(Figure contents as structured data)
***

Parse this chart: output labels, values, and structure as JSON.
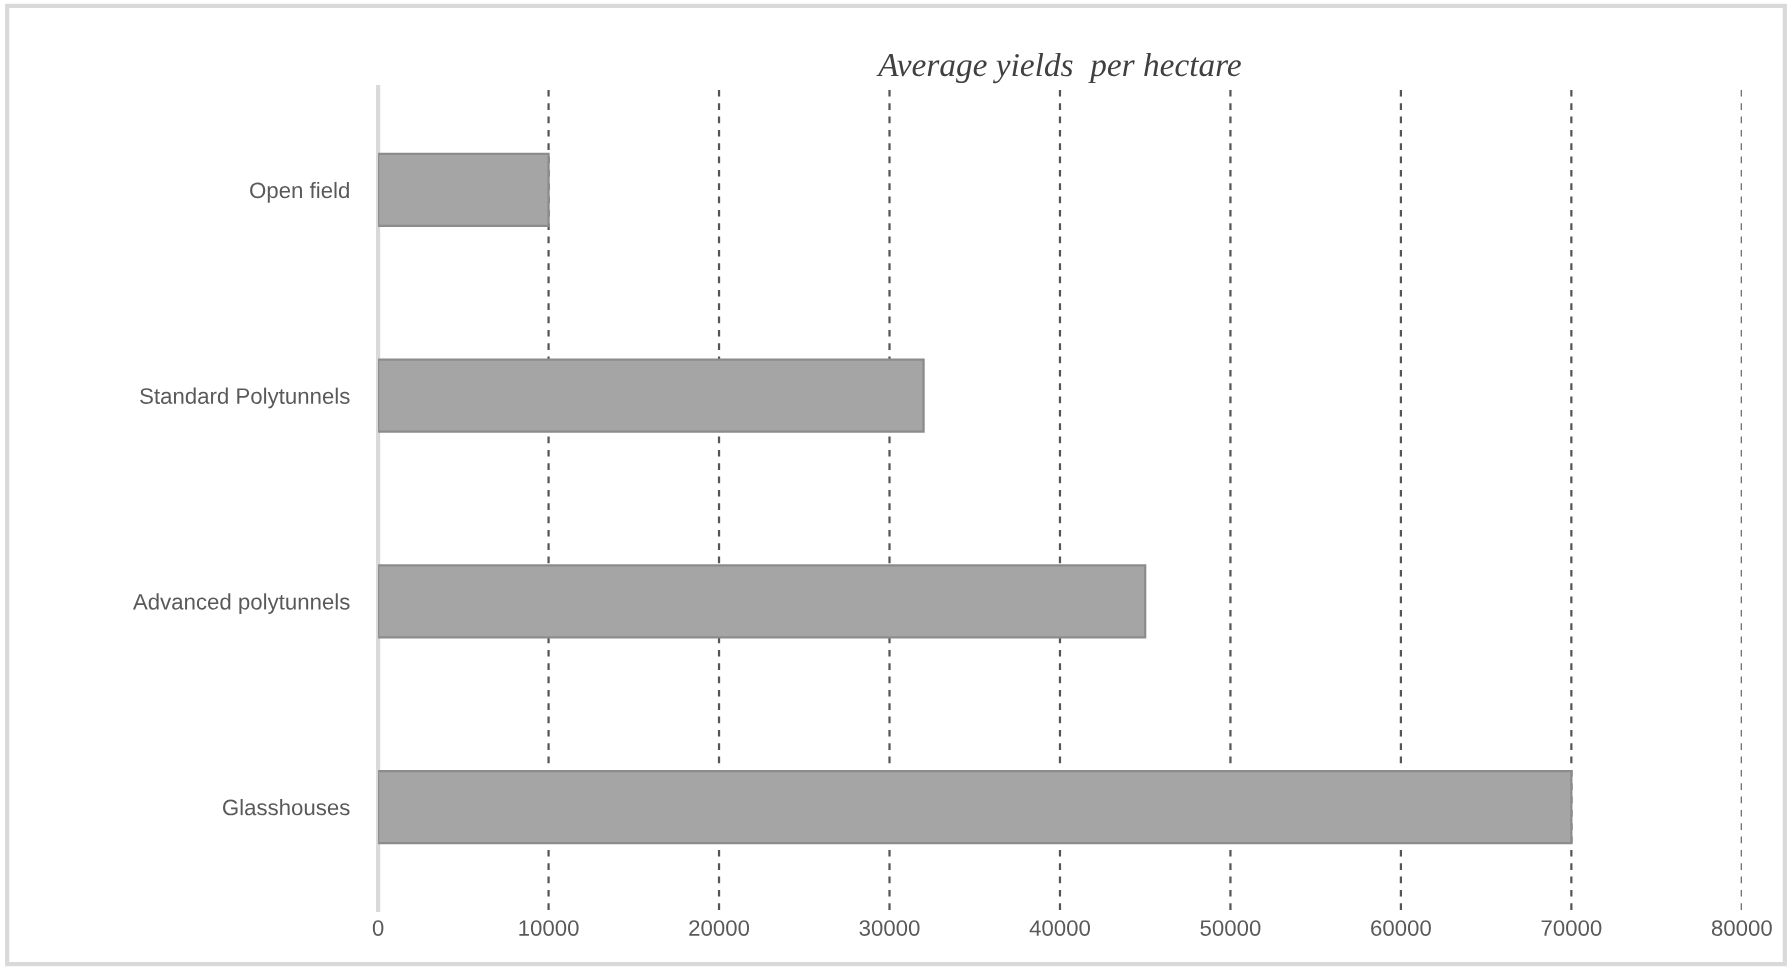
{
  "chart_data": {
    "type": "bar",
    "orientation": "horizontal",
    "title": "Average yields  per hectare",
    "categories": [
      "Open field",
      "Standard Polytunnels",
      "Advanced polytunnels",
      "Glasshouses"
    ],
    "values": [
      10000,
      32000,
      45000,
      70000
    ],
    "color": "#a5a5a5",
    "xlim": [
      0,
      80000
    ],
    "xticks": [
      0,
      10000,
      20000,
      30000,
      40000,
      50000,
      60000,
      70000,
      80000
    ],
    "grid": "x"
  }
}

***

Job: Copy all the lines above that hold the string "values".

Result of this exercise:
Parse this chart: output labels, values, and structure as JSON.
    "values": [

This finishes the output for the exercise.